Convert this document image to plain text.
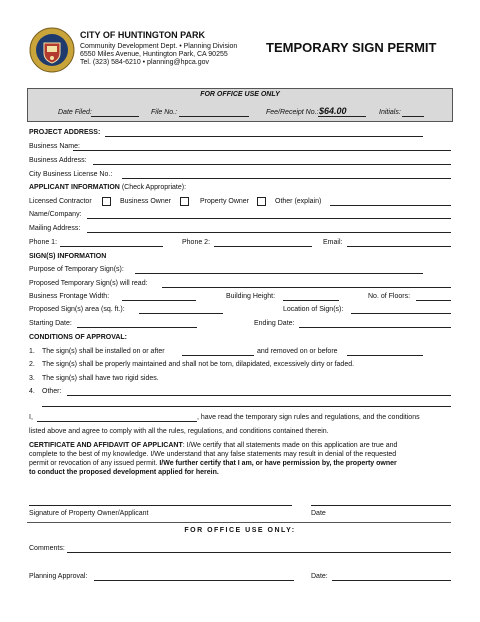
CITY OF HUNTINGTON PARK
Community Development Dept. • Planning Division
6550 Miles Avenue, Huntington Park, CA 90255
Tel. (323) 584-6210 • planning@hpca.gov
TEMPORARY SIGN PERMIT
FOR OFFICE USE ONLY
Date Filed:	File No.:	Fee/Receipt No.: $64.00	Initials:
PROJECT ADDRESS:
Business Name:
Business Address:
City Business License No.:
APPLICANT INFORMATION (Check Appropriate):
Licensed Contractor	Business Owner	Property Owner	Other (explain)
Name/Company:
Mailing Address:
Phone 1:	Phone 2:	Email:
SIGN(S) INFORMATION
Purpose of Temporary Sign(s):
Proposed Temporary Sign(s) will read:
Business Frontage Width:	Building Height:	No. of Floors:
Proposed Sign(s) area (sq. ft.):	Location of Sign(s):
Starting Date:	Ending Date:
CONDITIONS OF APPROVAL:
1. The sign(s) shall be installed on or after	and removed on or before
2. The sign(s) shall be properly maintained and shall not be torn, dilapidated, excessively dirty or faded.
3. The sign(s) shall have two rigid sides.
4. Other:
I,	, have read the temporary sign rules and regulations, and the conditions
listed above and agree to comply with all the rules, regulations, and conditions contained therein.
CERTIFICATE AND AFFIDAVIT OF APPLICANT: I/We certify that all statements made on this application are true and
complete to the best of my knowledge. I/We understand that any false statements may result in denial of the requested
permit or revocation of any issued permit. I/We further certify that I am, or have permission by, the property owner
to conduct the proposed development applied for herein.
Signature of Property Owner/Applicant	Date
FOR OFFICE USE ONLY:
Comments:
Planning Approval:	Date:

※ ※ ※

Return the lines of the records that include the string "regulations".

I,	, have read the temporary sign rules and regulations, and the conditions
listed above and agree to comply with all the rules, regulations, and conditions contained therein.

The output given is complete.